Goal: Reproduce the listing with "Porcentaje de abandono" renamed to "Tasa de abandono" and every other line left unchanged. Omit the picture lines.

***

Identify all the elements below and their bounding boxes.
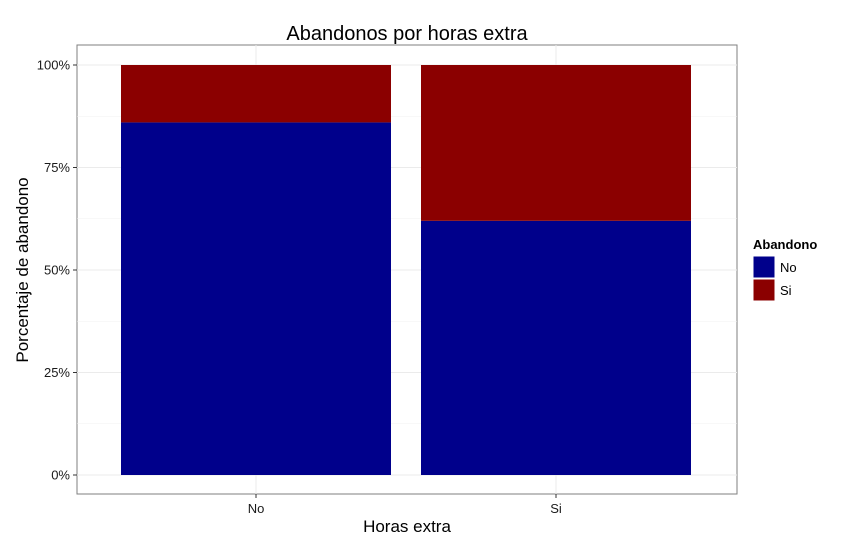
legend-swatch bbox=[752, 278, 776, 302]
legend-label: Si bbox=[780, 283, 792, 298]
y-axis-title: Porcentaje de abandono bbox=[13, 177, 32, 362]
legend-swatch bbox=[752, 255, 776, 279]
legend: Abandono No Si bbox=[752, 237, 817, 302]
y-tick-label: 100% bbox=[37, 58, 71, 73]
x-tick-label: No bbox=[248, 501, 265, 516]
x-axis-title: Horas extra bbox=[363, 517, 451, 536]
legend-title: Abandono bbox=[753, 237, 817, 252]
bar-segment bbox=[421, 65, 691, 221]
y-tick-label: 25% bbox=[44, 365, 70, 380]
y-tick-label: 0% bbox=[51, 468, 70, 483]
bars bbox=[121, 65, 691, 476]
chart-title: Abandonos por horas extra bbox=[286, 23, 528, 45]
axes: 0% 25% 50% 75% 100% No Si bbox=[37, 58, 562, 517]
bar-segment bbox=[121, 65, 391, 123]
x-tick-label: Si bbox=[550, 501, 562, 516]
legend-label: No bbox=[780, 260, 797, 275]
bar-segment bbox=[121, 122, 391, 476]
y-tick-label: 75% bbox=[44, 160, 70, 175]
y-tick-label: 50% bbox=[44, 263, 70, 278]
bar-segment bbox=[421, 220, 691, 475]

***

Task output:
Identify all the elements below and their bounding boxes.
legend-swatch bbox=[752, 278, 776, 302]
legend-label: Si bbox=[780, 283, 792, 298]
y-axis-title: Tasa de abandono bbox=[13, 177, 32, 362]
legend-swatch bbox=[752, 255, 776, 279]
legend: Abandono No Si bbox=[752, 237, 817, 302]
y-tick-label: 100% bbox=[37, 58, 71, 73]
x-tick-label: No bbox=[248, 501, 265, 516]
x-axis-title: Horas extra bbox=[363, 517, 451, 536]
legend-title: Abandono bbox=[753, 237, 817, 252]
bar-segment bbox=[421, 65, 691, 221]
y-tick-label: 25% bbox=[44, 365, 70, 380]
y-tick-label: 0% bbox=[51, 468, 70, 483]
bars bbox=[121, 65, 691, 476]
chart-title: Abandonos por horas extra bbox=[286, 23, 528, 45]
axes: 0% 25% 50% 75% 100% No Si bbox=[37, 58, 562, 517]
bar-segment bbox=[121, 65, 391, 123]
x-tick-label: Si bbox=[550, 501, 562, 516]
legend-label: No bbox=[780, 260, 797, 275]
bar-segment bbox=[121, 122, 391, 476]
y-tick-label: 75% bbox=[44, 160, 70, 175]
y-tick-label: 50% bbox=[44, 263, 70, 278]
bar-segment bbox=[421, 220, 691, 475]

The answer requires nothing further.